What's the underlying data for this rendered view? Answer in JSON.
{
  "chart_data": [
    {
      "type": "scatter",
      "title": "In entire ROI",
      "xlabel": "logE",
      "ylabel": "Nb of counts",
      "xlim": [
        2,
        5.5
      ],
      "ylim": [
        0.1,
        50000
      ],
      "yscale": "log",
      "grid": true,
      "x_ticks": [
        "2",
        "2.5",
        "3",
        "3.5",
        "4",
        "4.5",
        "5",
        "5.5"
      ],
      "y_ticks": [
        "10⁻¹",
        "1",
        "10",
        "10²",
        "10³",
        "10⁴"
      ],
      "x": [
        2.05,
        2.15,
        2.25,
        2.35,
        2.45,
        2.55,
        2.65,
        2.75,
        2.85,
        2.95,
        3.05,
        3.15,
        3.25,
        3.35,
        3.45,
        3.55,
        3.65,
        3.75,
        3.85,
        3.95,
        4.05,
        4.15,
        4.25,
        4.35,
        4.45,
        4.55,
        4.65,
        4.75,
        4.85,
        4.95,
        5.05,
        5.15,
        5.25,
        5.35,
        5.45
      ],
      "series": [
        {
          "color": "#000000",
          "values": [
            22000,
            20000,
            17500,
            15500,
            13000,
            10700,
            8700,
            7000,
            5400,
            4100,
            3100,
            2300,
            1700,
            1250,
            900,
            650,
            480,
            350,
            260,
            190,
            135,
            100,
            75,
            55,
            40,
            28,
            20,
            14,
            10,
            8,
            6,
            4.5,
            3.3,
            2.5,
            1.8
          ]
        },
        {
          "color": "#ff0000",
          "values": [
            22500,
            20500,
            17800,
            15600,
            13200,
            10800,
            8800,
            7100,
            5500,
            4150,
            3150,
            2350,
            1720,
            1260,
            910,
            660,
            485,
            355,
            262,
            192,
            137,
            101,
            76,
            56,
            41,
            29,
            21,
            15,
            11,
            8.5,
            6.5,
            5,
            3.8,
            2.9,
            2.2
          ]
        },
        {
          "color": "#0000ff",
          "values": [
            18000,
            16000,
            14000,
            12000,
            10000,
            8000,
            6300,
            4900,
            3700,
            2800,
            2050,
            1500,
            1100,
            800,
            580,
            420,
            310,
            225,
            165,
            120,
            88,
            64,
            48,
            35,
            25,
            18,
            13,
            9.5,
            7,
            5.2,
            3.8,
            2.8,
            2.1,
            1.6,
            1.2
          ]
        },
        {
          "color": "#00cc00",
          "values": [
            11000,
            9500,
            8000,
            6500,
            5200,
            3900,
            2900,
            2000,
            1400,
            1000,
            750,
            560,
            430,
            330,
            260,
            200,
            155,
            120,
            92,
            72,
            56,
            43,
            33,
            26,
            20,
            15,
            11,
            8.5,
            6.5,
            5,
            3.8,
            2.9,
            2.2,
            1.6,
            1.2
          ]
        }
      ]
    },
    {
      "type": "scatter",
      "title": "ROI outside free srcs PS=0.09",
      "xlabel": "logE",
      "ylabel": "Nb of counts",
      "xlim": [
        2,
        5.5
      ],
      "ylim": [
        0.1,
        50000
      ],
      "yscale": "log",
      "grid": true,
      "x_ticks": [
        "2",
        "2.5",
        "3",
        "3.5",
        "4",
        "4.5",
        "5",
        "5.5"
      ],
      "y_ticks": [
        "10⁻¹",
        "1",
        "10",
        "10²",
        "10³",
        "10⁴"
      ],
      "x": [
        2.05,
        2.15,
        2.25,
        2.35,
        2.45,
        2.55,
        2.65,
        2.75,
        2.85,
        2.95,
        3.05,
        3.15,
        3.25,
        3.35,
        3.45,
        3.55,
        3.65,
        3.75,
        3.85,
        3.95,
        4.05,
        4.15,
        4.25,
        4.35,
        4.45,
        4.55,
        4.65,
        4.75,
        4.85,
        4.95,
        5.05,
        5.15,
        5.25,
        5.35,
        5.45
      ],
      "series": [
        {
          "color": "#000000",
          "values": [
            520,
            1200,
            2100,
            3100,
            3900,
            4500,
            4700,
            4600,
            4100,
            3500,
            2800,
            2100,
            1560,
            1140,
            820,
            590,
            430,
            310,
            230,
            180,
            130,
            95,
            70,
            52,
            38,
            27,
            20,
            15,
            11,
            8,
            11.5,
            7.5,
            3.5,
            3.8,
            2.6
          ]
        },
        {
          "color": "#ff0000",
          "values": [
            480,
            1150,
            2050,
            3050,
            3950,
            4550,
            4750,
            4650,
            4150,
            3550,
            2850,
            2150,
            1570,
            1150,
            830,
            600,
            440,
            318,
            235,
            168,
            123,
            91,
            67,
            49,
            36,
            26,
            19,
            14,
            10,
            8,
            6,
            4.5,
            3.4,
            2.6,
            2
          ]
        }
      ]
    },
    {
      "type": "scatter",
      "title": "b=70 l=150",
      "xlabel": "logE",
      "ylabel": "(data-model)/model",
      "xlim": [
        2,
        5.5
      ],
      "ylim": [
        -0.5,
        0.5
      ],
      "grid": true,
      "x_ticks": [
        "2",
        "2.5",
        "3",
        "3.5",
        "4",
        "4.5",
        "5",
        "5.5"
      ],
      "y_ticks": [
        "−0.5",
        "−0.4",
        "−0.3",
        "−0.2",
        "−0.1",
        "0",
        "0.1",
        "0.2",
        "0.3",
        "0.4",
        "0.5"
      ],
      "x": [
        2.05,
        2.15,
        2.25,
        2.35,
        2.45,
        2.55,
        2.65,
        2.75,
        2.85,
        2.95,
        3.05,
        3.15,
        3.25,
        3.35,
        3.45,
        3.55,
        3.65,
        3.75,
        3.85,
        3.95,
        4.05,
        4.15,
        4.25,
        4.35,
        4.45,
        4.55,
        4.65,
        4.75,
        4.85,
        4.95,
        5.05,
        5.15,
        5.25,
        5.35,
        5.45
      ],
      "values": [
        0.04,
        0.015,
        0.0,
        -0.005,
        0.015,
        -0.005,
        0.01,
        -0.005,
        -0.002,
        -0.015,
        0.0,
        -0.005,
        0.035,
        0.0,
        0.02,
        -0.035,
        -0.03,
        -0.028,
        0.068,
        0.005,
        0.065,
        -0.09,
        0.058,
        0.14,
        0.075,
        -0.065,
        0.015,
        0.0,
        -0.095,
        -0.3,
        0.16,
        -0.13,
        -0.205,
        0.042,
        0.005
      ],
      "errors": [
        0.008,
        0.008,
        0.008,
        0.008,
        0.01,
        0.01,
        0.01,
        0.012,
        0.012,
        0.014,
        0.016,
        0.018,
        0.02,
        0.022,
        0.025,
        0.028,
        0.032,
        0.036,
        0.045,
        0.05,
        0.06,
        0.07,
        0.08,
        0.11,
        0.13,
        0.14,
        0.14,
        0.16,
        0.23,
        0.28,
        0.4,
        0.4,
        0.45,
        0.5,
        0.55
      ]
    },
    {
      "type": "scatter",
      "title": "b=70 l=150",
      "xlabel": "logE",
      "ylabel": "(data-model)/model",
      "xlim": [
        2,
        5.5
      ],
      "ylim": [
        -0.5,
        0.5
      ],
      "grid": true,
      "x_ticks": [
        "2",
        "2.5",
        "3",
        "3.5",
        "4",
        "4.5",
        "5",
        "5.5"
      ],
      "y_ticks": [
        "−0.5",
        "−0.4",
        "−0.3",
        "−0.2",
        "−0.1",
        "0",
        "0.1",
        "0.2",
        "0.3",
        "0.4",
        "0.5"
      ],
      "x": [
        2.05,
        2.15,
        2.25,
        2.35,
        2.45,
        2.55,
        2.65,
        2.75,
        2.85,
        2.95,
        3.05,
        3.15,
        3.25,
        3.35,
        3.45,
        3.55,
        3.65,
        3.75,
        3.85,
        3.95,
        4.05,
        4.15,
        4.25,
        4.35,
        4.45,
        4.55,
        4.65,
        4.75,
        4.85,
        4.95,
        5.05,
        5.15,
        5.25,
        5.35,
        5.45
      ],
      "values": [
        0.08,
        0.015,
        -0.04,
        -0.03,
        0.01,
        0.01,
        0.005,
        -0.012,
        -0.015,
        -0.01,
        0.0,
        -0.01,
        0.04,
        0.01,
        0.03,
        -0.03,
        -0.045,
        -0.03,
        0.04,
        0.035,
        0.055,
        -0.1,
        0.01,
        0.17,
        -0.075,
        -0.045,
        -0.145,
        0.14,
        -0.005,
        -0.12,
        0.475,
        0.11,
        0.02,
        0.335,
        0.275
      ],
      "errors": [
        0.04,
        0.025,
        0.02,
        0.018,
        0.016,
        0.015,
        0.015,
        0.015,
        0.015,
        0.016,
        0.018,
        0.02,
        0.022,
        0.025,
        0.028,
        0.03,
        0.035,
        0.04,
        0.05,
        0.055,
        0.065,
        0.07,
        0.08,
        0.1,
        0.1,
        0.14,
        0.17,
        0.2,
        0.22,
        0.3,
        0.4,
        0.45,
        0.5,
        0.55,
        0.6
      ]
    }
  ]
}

- - - - -

:: WHAT TO WORK ON ::
Write out each line of the data that holds the string "title".

:: COMPLETE RESPONSE ::
      "title": "In entire ROI",
      "title": "ROI outside free srcs PS=0.09",
      "title": "b=70 l=150",
      "title": "b=70 l=150",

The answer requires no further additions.